## Exercise description
Set down the data below without change, skipping the pictures it holds.

## Provided data
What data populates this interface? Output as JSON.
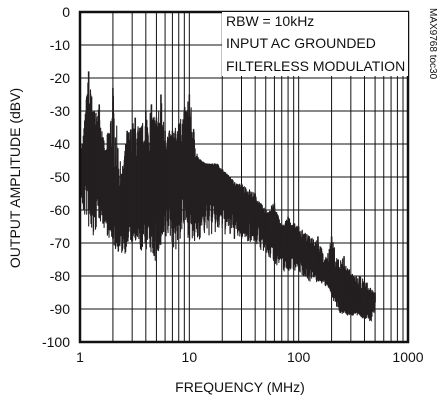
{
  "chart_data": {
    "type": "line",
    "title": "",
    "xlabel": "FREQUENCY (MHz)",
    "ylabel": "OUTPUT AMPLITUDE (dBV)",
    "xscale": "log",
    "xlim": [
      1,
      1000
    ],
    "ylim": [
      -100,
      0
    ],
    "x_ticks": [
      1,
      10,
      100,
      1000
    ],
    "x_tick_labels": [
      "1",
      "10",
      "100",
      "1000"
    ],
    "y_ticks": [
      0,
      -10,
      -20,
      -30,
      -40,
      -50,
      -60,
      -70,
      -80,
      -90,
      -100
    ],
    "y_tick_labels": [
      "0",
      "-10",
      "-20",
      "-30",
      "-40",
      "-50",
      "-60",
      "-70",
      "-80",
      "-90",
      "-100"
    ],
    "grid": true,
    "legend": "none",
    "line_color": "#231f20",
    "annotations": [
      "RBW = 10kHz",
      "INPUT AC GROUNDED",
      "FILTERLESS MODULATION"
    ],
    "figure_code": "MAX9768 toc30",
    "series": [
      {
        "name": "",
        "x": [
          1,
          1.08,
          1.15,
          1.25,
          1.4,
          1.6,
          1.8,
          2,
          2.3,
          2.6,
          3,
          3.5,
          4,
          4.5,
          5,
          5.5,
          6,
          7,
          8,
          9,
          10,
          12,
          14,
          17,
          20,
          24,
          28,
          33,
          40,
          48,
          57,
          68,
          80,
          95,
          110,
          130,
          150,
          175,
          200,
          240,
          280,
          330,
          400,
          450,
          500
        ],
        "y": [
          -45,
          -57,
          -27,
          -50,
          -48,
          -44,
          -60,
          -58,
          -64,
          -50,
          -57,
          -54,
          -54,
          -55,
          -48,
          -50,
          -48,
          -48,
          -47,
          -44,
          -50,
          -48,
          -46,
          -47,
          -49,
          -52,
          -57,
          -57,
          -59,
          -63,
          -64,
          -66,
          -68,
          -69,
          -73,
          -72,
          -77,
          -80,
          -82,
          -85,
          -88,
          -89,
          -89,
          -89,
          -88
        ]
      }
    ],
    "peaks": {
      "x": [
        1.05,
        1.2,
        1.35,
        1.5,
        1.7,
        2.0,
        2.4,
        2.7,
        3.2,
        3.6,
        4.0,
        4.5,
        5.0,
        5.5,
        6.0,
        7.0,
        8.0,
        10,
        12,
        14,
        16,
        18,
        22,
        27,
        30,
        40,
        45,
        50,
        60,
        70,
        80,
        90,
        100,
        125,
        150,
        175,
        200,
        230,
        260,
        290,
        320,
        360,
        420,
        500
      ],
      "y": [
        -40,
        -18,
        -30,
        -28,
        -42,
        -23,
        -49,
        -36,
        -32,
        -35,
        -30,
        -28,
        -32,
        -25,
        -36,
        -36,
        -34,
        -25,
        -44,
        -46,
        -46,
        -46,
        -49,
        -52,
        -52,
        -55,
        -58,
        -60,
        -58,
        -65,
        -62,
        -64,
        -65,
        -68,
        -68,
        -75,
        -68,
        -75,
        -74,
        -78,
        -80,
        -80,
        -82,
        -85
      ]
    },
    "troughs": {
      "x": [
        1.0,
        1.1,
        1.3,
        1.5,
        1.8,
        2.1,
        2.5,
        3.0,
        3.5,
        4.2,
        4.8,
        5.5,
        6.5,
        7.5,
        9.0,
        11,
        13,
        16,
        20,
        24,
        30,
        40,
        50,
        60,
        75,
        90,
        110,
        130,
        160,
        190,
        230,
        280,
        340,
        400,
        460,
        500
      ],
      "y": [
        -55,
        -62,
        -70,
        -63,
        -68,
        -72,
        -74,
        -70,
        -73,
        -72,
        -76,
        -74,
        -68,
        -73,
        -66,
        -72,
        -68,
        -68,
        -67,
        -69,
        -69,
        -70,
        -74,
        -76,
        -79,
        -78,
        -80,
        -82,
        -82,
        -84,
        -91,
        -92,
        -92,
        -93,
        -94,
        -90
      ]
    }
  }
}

## Solved problem
What data populates this interface? Output as JSON.
{
  "chart_data": {
    "type": "line",
    "title": "",
    "xlabel": "FREQUENCY (MHz)",
    "ylabel": "OUTPUT AMPLITUDE (dBV)",
    "xscale": "log",
    "xlim": [
      1,
      1000
    ],
    "ylim": [
      -100,
      0
    ],
    "x_ticks": [
      1,
      10,
      100,
      1000
    ],
    "x_tick_labels": [
      "1",
      "10",
      "100",
      "1000"
    ],
    "y_ticks": [
      0,
      -10,
      -20,
      -30,
      -40,
      -50,
      -60,
      -70,
      -80,
      -90,
      -100
    ],
    "y_tick_labels": [
      "0",
      "-10",
      "-20",
      "-30",
      "-40",
      "-50",
      "-60",
      "-70",
      "-80",
      "-90",
      "-100"
    ],
    "grid": true,
    "legend": "none",
    "line_color": "#231f20",
    "annotations": [
      "RBW = 10kHz",
      "INPUT AC GROUNDED",
      "FILTERLESS MODULATION"
    ],
    "figure_code": "MAX9768 toc30",
    "series": [
      {
        "name": "",
        "x": [
          1,
          1.08,
          1.15,
          1.25,
          1.4,
          1.6,
          1.8,
          2,
          2.3,
          2.6,
          3,
          3.5,
          4,
          4.5,
          5,
          5.5,
          6,
          7,
          8,
          9,
          10,
          12,
          14,
          17,
          20,
          24,
          28,
          33,
          40,
          48,
          57,
          68,
          80,
          95,
          110,
          130,
          150,
          175,
          200,
          240,
          280,
          330,
          400,
          450,
          500
        ],
        "y": [
          -45,
          -57,
          -27,
          -50,
          -48,
          -44,
          -60,
          -58,
          -64,
          -50,
          -57,
          -54,
          -54,
          -55,
          -48,
          -50,
          -48,
          -48,
          -47,
          -44,
          -50,
          -48,
          -46,
          -47,
          -49,
          -52,
          -57,
          -57,
          -59,
          -63,
          -64,
          -66,
          -68,
          -69,
          -73,
          -72,
          -77,
          -80,
          -82,
          -85,
          -88,
          -89,
          -89,
          -89,
          -88
        ]
      }
    ],
    "peaks": {
      "x": [
        1.05,
        1.2,
        1.35,
        1.5,
        1.7,
        2.0,
        2.4,
        2.7,
        3.2,
        3.6,
        4.0,
        4.5,
        5.0,
        5.5,
        6.0,
        7.0,
        8.0,
        10,
        12,
        14,
        16,
        18,
        22,
        27,
        30,
        40,
        45,
        50,
        60,
        70,
        80,
        90,
        100,
        125,
        150,
        175,
        200,
        230,
        260,
        290,
        320,
        360,
        420,
        500
      ],
      "y": [
        -40,
        -18,
        -30,
        -28,
        -42,
        -23,
        -49,
        -36,
        -32,
        -35,
        -30,
        -28,
        -32,
        -25,
        -36,
        -36,
        -34,
        -25,
        -44,
        -46,
        -46,
        -46,
        -49,
        -52,
        -52,
        -55,
        -58,
        -60,
        -58,
        -65,
        -62,
        -64,
        -65,
        -68,
        -68,
        -75,
        -68,
        -75,
        -74,
        -78,
        -80,
        -80,
        -82,
        -85
      ]
    },
    "troughs": {
      "x": [
        1.0,
        1.1,
        1.3,
        1.5,
        1.8,
        2.1,
        2.5,
        3.0,
        3.5,
        4.2,
        4.8,
        5.5,
        6.5,
        7.5,
        9.0,
        11,
        13,
        16,
        20,
        24,
        30,
        40,
        50,
        60,
        75,
        90,
        110,
        130,
        160,
        190,
        230,
        280,
        340,
        400,
        460,
        500
      ],
      "y": [
        -55,
        -62,
        -70,
        -63,
        -68,
        -72,
        -74,
        -70,
        -73,
        -72,
        -76,
        -74,
        -68,
        -73,
        -66,
        -72,
        -68,
        -68,
        -67,
        -69,
        -69,
        -70,
        -74,
        -76,
        -79,
        -78,
        -80,
        -82,
        -82,
        -84,
        -91,
        -92,
        -92,
        -93,
        -94,
        -90
      ]
    }
  }
}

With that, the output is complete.